DIRECTIONS FOR THIS TASK :: Report each line of the data that has "Single" somewhere in it.

◇ ◇ ◇

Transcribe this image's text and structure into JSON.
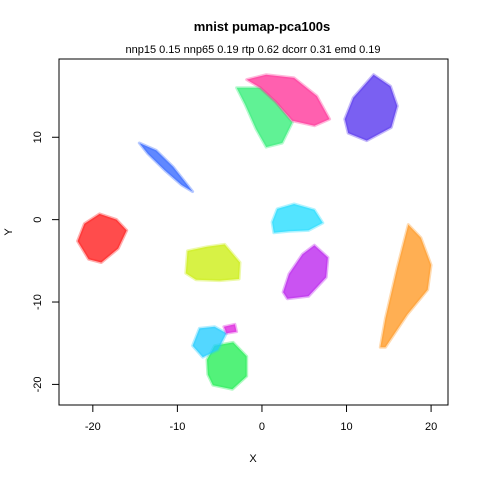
{
  "chart_data": {
    "type": "scatter",
    "title": "mnist pumap-pca100s",
    "subtitle": "nnp15 0.15 nnp65 0.19 rtp 0.62 dcorr 0.31 emd 0.19",
    "xlabel": "X",
    "ylabel": "Y",
    "xlim": [
      -24,
      22
    ],
    "ylim": [
      -22.5,
      19.5
    ],
    "x_ticks": [
      -20,
      -10,
      0,
      10,
      20
    ],
    "y_ticks": [
      -20,
      -10,
      0,
      10
    ],
    "grid": false,
    "legend": "none",
    "clusters": [
      {
        "color": "#3366ff",
        "points": [
          [
            -14.5,
            9.3
          ],
          [
            -12.5,
            8.4
          ],
          [
            -10.5,
            6.4
          ],
          [
            -8.8,
            4.2
          ],
          [
            -8.2,
            3.4
          ],
          [
            -9.5,
            4.2
          ],
          [
            -11.5,
            6.0
          ],
          [
            -13.5,
            8.0
          ]
        ]
      },
      {
        "color": "#ff1a1a",
        "points": [
          [
            -21.8,
            -2.6
          ],
          [
            -21.0,
            -0.5
          ],
          [
            -19.2,
            0.7
          ],
          [
            -17.2,
            0.0
          ],
          [
            -16.0,
            -1.3
          ],
          [
            -17.0,
            -3.5
          ],
          [
            -19.0,
            -5.2
          ],
          [
            -20.5,
            -4.8
          ]
        ]
      },
      {
        "color": "#ccee11",
        "points": [
          [
            -9.0,
            -6.5
          ],
          [
            -8.8,
            -3.8
          ],
          [
            -6.5,
            -3.3
          ],
          [
            -4.4,
            -3.0
          ],
          [
            -2.6,
            -5.2
          ],
          [
            -2.7,
            -7.2
          ],
          [
            -5.0,
            -7.4
          ],
          [
            -7.8,
            -7.3
          ]
        ]
      },
      {
        "color": "#22ee55",
        "points": [
          [
            -6.5,
            -17.0
          ],
          [
            -5.6,
            -15.3
          ],
          [
            -3.4,
            -14.9
          ],
          [
            -1.8,
            -16.6
          ],
          [
            -1.8,
            -19.0
          ],
          [
            -3.5,
            -20.6
          ],
          [
            -5.8,
            -20.1
          ],
          [
            -6.4,
            -18.8
          ]
        ]
      },
      {
        "color": "#22ccff",
        "points": [
          [
            -8.2,
            -15.3
          ],
          [
            -7.4,
            -13.2
          ],
          [
            -5.6,
            -13.0
          ],
          [
            -4.2,
            -13.8
          ],
          [
            -5.2,
            -15.8
          ],
          [
            -7.0,
            -16.7
          ]
        ]
      },
      {
        "color": "#dd22dd",
        "points": [
          [
            -4.5,
            -13.0
          ],
          [
            -3.2,
            -12.7
          ],
          [
            -3.0,
            -13.6
          ],
          [
            -4.2,
            -13.8
          ]
        ]
      },
      {
        "color": "#22ddff",
        "points": [
          [
            1.2,
            -0.3
          ],
          [
            1.8,
            1.3
          ],
          [
            3.8,
            1.9
          ],
          [
            6.2,
            1.2
          ],
          [
            7.2,
            -0.4
          ],
          [
            5.5,
            -1.3
          ],
          [
            3.2,
            -1.4
          ],
          [
            1.4,
            -1.6
          ]
        ]
      },
      {
        "color": "#bb22ee",
        "points": [
          [
            2.5,
            -8.8
          ],
          [
            3.2,
            -6.6
          ],
          [
            4.8,
            -4.2
          ],
          [
            6.2,
            -3.1
          ],
          [
            7.8,
            -4.6
          ],
          [
            7.6,
            -7.0
          ],
          [
            5.5,
            -9.3
          ],
          [
            3.0,
            -9.6
          ]
        ]
      },
      {
        "color": "#ff9922",
        "points": [
          [
            14.0,
            -15.5
          ],
          [
            14.6,
            -12.0
          ],
          [
            16.0,
            -5.8
          ],
          [
            17.3,
            -0.6
          ],
          [
            18.8,
            -2.2
          ],
          [
            20.0,
            -5.5
          ],
          [
            19.6,
            -8.5
          ],
          [
            17.2,
            -11.5
          ],
          [
            14.6,
            -15.5
          ]
        ]
      },
      {
        "color": "#33ee77",
        "points": [
          [
            -3.0,
            16.0
          ],
          [
            -2.0,
            14.0
          ],
          [
            -0.7,
            11.0
          ],
          [
            0.5,
            8.8
          ],
          [
            2.4,
            9.3
          ],
          [
            3.6,
            11.8
          ],
          [
            1.6,
            14.3
          ],
          [
            -0.2,
            16.0
          ]
        ]
      },
      {
        "color": "#ff3399",
        "points": [
          [
            -1.8,
            17.0
          ],
          [
            0.5,
            17.6
          ],
          [
            3.8,
            17.2
          ],
          [
            6.5,
            15.0
          ],
          [
            8.0,
            12.2
          ],
          [
            6.2,
            11.4
          ],
          [
            3.6,
            12.0
          ],
          [
            1.6,
            14.3
          ],
          [
            -0.2,
            16.0
          ]
        ]
      },
      {
        "color": "#5533ee",
        "points": [
          [
            9.8,
            12.2
          ],
          [
            10.8,
            14.8
          ],
          [
            13.2,
            17.6
          ],
          [
            15.2,
            16.2
          ],
          [
            16.0,
            13.8
          ],
          [
            15.3,
            11.2
          ],
          [
            12.4,
            9.6
          ],
          [
            10.2,
            10.5
          ]
        ]
      }
    ]
  }
}
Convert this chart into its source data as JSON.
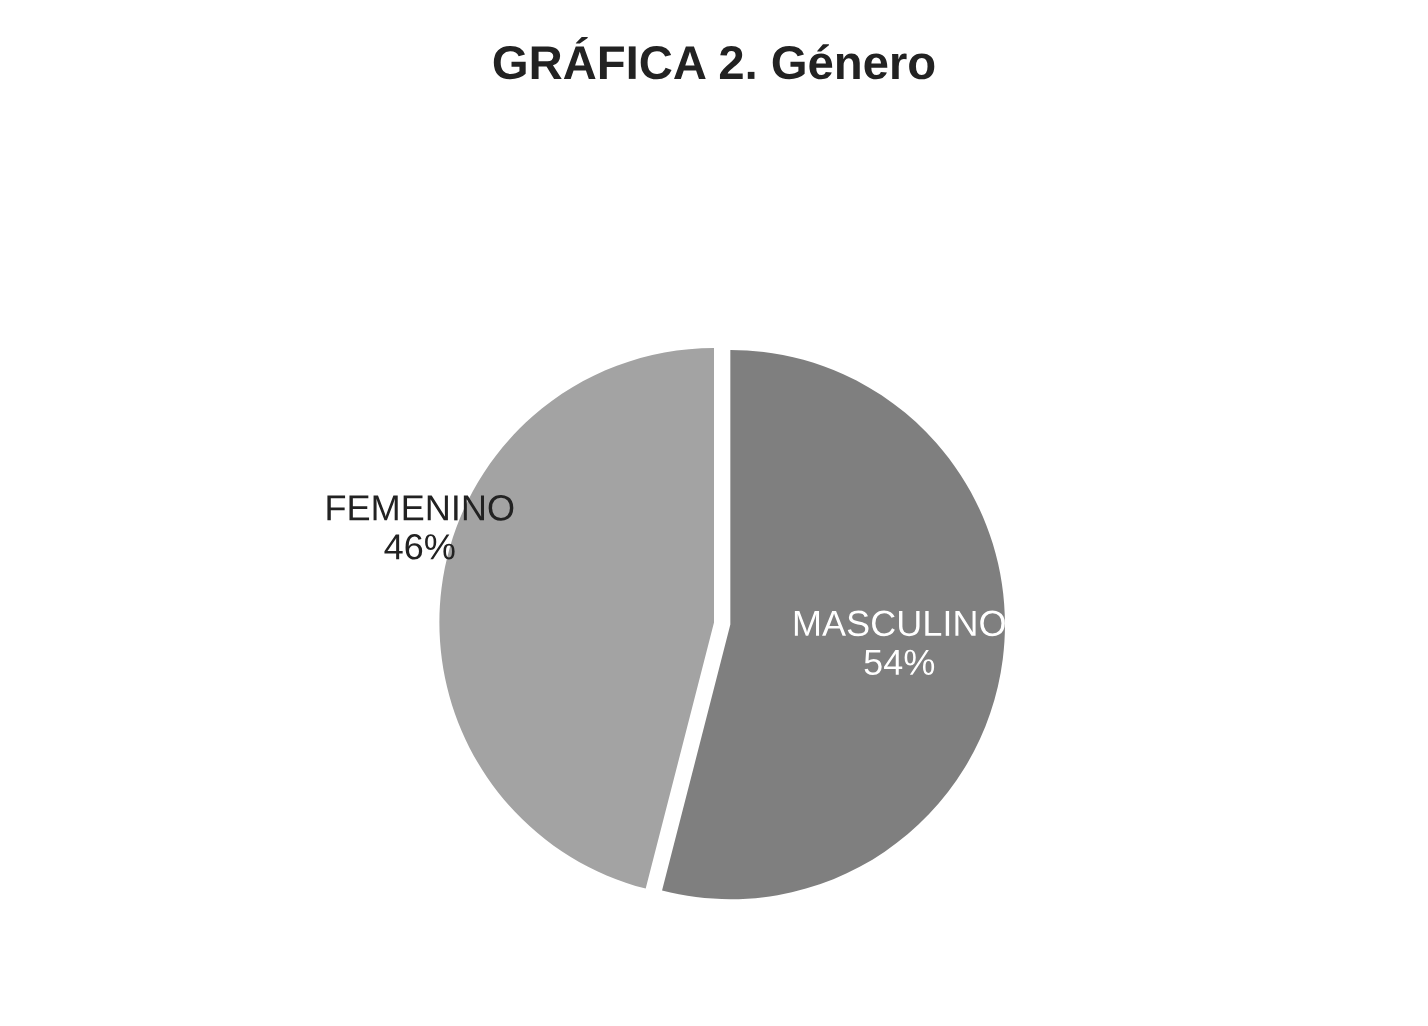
{
  "chart_data": {
    "type": "pie",
    "title": "GRÁFICA 2. Género",
    "categories": [
      "MASCULINO",
      "FEMENINO"
    ],
    "values": [
      54,
      46
    ],
    "value_labels": [
      "54%",
      "46%"
    ],
    "colors": [
      "#7f7f7f",
      "#a3a3a3"
    ],
    "legend": false
  }
}
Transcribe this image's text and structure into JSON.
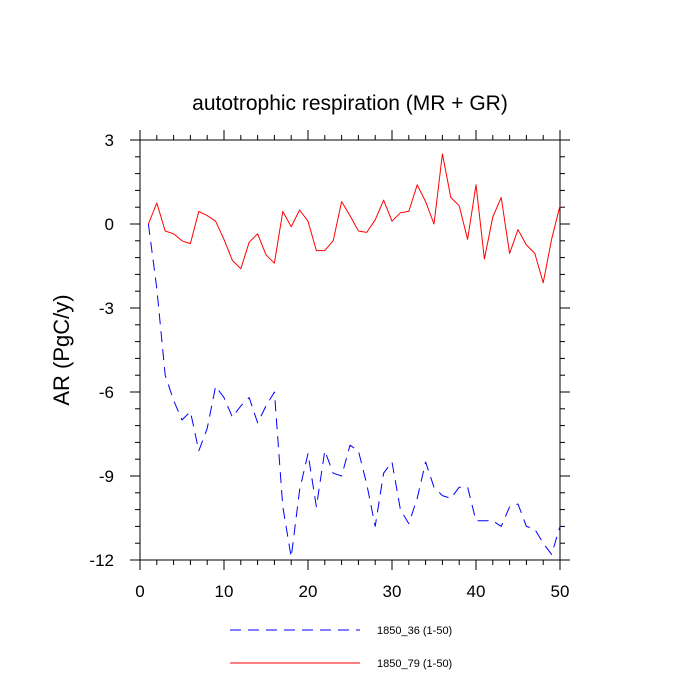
{
  "chart_data": {
    "type": "line",
    "title": "autotrophic respiration (MR + GR)",
    "xlabel": "",
    "ylabel": "AR  (PgC/y)",
    "xlim": [
      0,
      50
    ],
    "ylim": [
      -12,
      3
    ],
    "xticks": [
      0,
      10,
      20,
      30,
      40,
      50
    ],
    "xtick_labels": [
      "0",
      "10",
      "20",
      "30",
      "40",
      "50"
    ],
    "yticks": [
      3,
      0,
      -3,
      -6,
      -9,
      -12
    ],
    "ytick_labels": [
      "3",
      "0",
      "-3",
      "-6",
      "-9",
      "-12"
    ],
    "legend_position": "bottom-center",
    "series": [
      {
        "name": "1850_36 (1-50)",
        "color": "#0000ff",
        "style": "dashed",
        "x": [
          1,
          2,
          3,
          4,
          5,
          6,
          7,
          8,
          9,
          10,
          11,
          12,
          13,
          14,
          15,
          16,
          17,
          18,
          19,
          20,
          21,
          22,
          23,
          24,
          25,
          26,
          27,
          28,
          29,
          30,
          31,
          32,
          33,
          34,
          35,
          36,
          37,
          38,
          39,
          40,
          41,
          42,
          43,
          44,
          45,
          46,
          47,
          48,
          49,
          50
        ],
        "values": [
          0.0,
          -2.3,
          -5.4,
          -6.3,
          -7.0,
          -6.7,
          -8.1,
          -7.3,
          -5.8,
          -6.2,
          -6.9,
          -6.5,
          -6.2,
          -7.1,
          -6.5,
          -6.0,
          -10.1,
          -11.9,
          -9.5,
          -8.2,
          -10.1,
          -8.1,
          -8.9,
          -9.0,
          -7.9,
          -8.1,
          -9.3,
          -10.8,
          -8.9,
          -8.5,
          -10.2,
          -10.7,
          -9.8,
          -8.5,
          -9.4,
          -9.7,
          -9.8,
          -9.4,
          -9.4,
          -10.6,
          -10.6,
          -10.6,
          -10.8,
          -10.1,
          -10.0,
          -10.8,
          -10.9,
          -11.4,
          -11.8,
          -10.8
        ]
      },
      {
        "name": "1850_79 (1-50)",
        "color": "#ff0000",
        "style": "solid",
        "x": [
          1,
          2,
          3,
          4,
          5,
          6,
          7,
          8,
          9,
          10,
          11,
          12,
          13,
          14,
          15,
          16,
          17,
          18,
          19,
          20,
          21,
          22,
          23,
          24,
          25,
          26,
          27,
          28,
          29,
          30,
          31,
          32,
          33,
          34,
          35,
          36,
          37,
          38,
          39,
          40,
          41,
          42,
          43,
          44,
          45,
          46,
          47,
          48,
          49,
          50
        ],
        "values": [
          0.0,
          0.75,
          -0.25,
          -0.35,
          -0.6,
          -0.7,
          0.45,
          0.3,
          0.1,
          -0.55,
          -1.3,
          -1.6,
          -0.65,
          -0.35,
          -1.1,
          -1.4,
          0.45,
          -0.1,
          0.5,
          0.1,
          -0.95,
          -0.95,
          -0.6,
          0.8,
          0.3,
          -0.25,
          -0.3,
          0.15,
          0.85,
          0.1,
          0.4,
          0.45,
          1.4,
          0.8,
          0.0,
          2.5,
          0.95,
          0.65,
          -0.55,
          1.4,
          -1.25,
          0.25,
          0.95,
          -1.05,
          -0.2,
          -0.75,
          -1.05,
          -2.1,
          -0.55,
          0.65
        ]
      }
    ]
  }
}
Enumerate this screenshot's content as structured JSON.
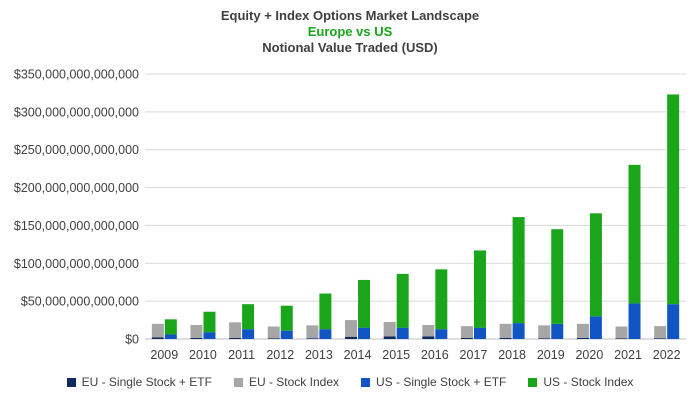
{
  "title_lines": [
    {
      "text": "Equity + Index Options Market Landscape",
      "color": "#404040"
    },
    {
      "text": "Europe vs US",
      "color": "#1aa51a"
    },
    {
      "text": "Notional Value Traded (USD)",
      "color": "#404040"
    }
  ],
  "chart_data": {
    "type": "bar",
    "stacking": "stacked, two stacks per year (EU left, US right)",
    "categories": [
      "2009",
      "2010",
      "2011",
      "2012",
      "2013",
      "2014",
      "2015",
      "2016",
      "2017",
      "2018",
      "2019",
      "2020",
      "2021",
      "2022"
    ],
    "ylim": [
      0,
      350000000000000
    ],
    "yticks": [
      {
        "value": 0,
        "label": "$0"
      },
      {
        "value": 50000000000000,
        "label": "$50,000,000,000,000"
      },
      {
        "value": 100000000000000,
        "label": "$100,000,000,000,000"
      },
      {
        "value": 150000000000000,
        "label": "$150,000,000,000,000"
      },
      {
        "value": 200000000000000,
        "label": "$200,000,000,000,000"
      },
      {
        "value": 250000000000000,
        "label": "$250,000,000,000,000"
      },
      {
        "value": 300000000000000,
        "label": "$300,000,000,000,000"
      },
      {
        "value": 350000000000000,
        "label": "$350,000,000,000,000"
      }
    ],
    "grid": true,
    "legend_position": "bottom",
    "series": [
      {
        "name": "EU - Single Stock + ETF",
        "stack": "EU",
        "color": "#0f2a5c",
        "values": [
          2000000000000,
          1500000000000,
          1500000000000,
          1000000000000,
          1000000000000,
          3000000000000,
          3500000000000,
          3500000000000,
          1500000000000,
          1500000000000,
          1000000000000,
          1500000000000,
          1000000000000,
          1000000000000
        ]
      },
      {
        "name": "EU - Stock Index",
        "stack": "EU",
        "color": "#a6a6a6",
        "values": [
          18000000000000,
          17000000000000,
          20500000000000,
          15500000000000,
          17000000000000,
          22000000000000,
          19000000000000,
          15000000000000,
          15500000000000,
          18500000000000,
          17000000000000,
          18500000000000,
          15500000000000,
          16000000000000
        ]
      },
      {
        "name": "US - Single Stock + ETF",
        "stack": "US",
        "color": "#1155c4",
        "values": [
          6000000000000,
          9000000000000,
          13000000000000,
          11000000000000,
          13000000000000,
          15000000000000,
          15000000000000,
          13000000000000,
          15000000000000,
          21000000000000,
          20000000000000,
          30000000000000,
          47000000000000,
          46000000000000
        ]
      },
      {
        "name": "US - Stock Index",
        "stack": "US",
        "color": "#1aa51a",
        "values": [
          20000000000000,
          27000000000000,
          33000000000000,
          33000000000000,
          47000000000000,
          63000000000000,
          71000000000000,
          79000000000000,
          102000000000000,
          140000000000000,
          125000000000000,
          136000000000000,
          183000000000000,
          277000000000000
        ]
      }
    ]
  }
}
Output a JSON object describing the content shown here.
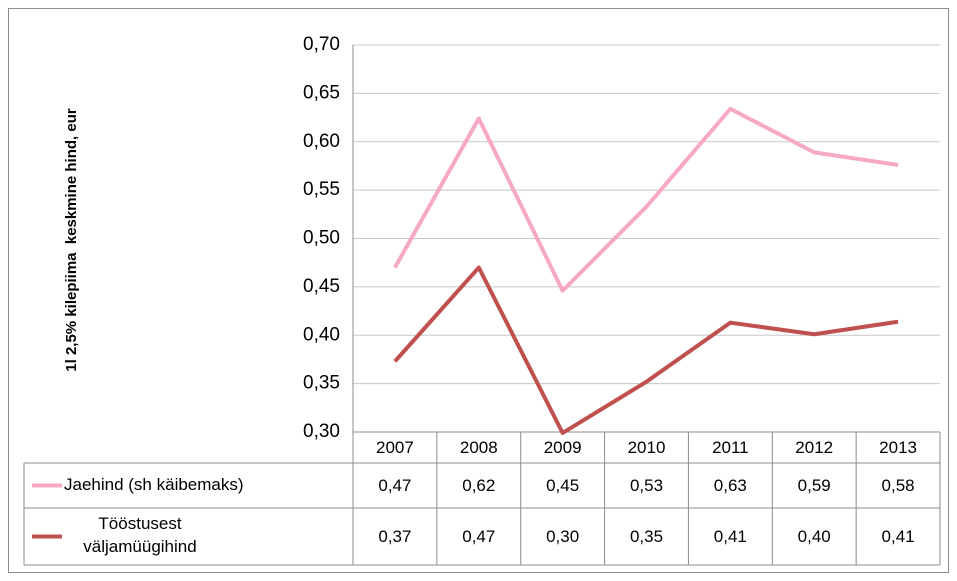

◇ ◇ ◇

RESULT FOR THIS EXERCISE ::
        "name": "EU - Single Stock + ETF",
        "name": "US - Single Stock + ETF",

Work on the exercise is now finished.